> **What to do**: Show each line of the data below that has the string "this" in it.

↓↓↓

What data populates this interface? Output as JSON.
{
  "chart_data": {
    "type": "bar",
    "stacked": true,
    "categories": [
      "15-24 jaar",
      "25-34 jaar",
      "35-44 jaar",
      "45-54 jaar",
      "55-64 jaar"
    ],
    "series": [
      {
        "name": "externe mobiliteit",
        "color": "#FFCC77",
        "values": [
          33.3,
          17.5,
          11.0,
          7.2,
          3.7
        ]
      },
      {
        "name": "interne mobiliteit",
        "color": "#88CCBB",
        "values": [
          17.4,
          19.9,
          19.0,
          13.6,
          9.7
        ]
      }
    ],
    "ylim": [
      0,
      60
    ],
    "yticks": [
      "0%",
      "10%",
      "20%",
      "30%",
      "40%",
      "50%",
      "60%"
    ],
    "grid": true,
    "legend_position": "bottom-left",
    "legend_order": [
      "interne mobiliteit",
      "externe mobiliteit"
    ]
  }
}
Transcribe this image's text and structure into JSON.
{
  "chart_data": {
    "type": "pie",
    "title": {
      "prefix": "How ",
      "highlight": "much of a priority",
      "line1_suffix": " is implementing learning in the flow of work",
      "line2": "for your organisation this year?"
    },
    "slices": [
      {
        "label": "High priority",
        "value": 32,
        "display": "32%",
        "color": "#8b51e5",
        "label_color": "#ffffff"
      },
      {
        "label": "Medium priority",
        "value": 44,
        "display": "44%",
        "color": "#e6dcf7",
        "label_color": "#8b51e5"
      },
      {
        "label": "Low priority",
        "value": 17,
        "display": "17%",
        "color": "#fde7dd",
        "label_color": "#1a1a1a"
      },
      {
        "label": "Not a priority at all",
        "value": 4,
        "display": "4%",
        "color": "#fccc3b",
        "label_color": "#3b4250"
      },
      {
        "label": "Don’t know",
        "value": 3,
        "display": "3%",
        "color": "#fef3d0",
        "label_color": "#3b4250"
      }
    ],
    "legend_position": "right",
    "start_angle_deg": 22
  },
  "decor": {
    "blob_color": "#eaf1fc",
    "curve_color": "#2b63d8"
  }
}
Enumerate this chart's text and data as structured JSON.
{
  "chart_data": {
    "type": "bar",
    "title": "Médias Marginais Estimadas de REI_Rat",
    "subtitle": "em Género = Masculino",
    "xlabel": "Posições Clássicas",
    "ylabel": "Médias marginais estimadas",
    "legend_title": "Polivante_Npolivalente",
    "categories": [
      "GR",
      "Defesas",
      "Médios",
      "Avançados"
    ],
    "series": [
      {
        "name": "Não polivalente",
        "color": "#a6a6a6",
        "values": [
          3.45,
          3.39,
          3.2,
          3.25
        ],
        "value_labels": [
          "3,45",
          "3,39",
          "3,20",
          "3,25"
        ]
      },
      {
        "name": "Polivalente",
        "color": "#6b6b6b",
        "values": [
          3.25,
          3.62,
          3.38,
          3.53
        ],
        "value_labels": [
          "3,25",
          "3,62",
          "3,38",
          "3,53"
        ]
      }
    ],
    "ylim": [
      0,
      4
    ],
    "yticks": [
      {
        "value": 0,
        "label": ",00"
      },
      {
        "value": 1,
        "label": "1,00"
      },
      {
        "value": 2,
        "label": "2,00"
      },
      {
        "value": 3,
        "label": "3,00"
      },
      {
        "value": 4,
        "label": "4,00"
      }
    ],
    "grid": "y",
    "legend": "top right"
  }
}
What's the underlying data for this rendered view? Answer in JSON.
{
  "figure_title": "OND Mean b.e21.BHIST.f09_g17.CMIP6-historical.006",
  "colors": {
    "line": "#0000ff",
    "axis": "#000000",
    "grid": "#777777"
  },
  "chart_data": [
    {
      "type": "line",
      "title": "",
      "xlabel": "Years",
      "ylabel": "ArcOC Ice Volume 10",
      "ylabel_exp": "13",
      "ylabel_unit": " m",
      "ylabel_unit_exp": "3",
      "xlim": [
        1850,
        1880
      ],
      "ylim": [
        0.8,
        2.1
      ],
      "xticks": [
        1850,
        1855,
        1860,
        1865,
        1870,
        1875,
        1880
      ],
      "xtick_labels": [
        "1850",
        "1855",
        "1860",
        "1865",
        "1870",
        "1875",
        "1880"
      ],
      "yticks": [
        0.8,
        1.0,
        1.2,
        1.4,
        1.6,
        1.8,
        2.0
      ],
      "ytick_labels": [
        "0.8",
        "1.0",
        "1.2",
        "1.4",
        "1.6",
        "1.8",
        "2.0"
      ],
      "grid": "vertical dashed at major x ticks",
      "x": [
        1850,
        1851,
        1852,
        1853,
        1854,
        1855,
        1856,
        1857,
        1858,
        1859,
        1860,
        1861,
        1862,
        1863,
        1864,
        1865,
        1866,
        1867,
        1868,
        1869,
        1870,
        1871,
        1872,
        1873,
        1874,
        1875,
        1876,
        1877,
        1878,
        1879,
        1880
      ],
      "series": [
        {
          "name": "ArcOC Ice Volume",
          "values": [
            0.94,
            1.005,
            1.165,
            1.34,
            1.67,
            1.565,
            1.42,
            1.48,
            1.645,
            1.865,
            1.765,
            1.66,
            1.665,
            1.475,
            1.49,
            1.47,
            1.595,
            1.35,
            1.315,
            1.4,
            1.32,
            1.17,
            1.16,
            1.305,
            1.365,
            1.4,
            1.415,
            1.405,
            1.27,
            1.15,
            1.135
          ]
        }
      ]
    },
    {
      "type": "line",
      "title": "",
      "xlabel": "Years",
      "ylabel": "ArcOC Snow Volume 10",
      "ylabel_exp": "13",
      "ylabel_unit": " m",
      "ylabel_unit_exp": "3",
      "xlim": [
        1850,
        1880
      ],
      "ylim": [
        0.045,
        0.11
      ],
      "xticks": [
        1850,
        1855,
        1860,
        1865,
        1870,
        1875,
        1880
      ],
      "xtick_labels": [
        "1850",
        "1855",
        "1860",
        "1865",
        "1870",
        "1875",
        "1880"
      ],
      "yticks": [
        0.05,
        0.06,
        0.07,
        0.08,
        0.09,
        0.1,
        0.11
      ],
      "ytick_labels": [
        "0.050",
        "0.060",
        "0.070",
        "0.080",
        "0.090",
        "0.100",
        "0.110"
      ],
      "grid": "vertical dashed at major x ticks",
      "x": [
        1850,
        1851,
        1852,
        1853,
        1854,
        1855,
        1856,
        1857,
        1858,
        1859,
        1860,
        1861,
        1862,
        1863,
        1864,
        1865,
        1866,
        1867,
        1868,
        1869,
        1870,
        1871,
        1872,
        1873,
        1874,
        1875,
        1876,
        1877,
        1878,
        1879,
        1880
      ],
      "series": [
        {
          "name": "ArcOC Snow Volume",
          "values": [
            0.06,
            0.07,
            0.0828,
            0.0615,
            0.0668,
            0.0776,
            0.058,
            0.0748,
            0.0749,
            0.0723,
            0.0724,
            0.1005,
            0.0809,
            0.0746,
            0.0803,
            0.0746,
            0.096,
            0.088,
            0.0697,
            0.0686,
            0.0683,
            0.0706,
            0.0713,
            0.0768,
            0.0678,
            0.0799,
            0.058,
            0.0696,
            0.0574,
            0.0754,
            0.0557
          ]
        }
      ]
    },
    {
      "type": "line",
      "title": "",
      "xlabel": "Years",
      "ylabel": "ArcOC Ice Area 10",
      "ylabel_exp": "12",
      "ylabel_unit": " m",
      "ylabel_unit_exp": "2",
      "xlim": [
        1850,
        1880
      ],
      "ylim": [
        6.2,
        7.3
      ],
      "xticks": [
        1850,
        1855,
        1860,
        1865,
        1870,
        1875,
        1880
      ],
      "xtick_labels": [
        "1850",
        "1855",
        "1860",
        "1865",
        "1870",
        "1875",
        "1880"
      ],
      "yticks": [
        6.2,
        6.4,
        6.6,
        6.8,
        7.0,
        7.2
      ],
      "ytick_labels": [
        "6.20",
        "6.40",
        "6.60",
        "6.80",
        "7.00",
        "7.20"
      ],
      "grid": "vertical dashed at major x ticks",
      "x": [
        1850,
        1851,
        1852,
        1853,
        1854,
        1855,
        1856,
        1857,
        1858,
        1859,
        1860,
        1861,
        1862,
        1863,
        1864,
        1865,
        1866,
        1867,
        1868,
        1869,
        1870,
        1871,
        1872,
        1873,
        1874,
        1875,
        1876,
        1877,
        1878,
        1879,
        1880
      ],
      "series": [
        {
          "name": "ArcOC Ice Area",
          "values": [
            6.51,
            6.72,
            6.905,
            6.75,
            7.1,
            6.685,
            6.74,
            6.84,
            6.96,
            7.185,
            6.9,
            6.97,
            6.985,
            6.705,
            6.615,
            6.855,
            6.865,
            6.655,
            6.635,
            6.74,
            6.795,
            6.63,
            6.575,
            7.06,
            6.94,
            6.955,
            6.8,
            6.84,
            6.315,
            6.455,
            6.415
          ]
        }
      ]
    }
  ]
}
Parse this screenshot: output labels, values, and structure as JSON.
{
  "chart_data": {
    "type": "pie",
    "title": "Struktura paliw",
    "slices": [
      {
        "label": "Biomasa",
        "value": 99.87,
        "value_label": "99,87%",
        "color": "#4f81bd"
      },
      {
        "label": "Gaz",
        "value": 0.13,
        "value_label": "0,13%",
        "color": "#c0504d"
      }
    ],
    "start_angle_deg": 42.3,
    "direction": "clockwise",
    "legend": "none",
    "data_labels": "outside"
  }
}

↑↑↑

> **Response**:
What data populates this interface? Output as JSON.
Transcribe this image's text and structure into JSON.
      "line2": "for your organisation this year?"
Enumerate this chart's text and data as structured JSON.
What's the underlying data for this rendered view? Answer in JSON.
Parse this screenshot: output labels, values, and structure as JSON.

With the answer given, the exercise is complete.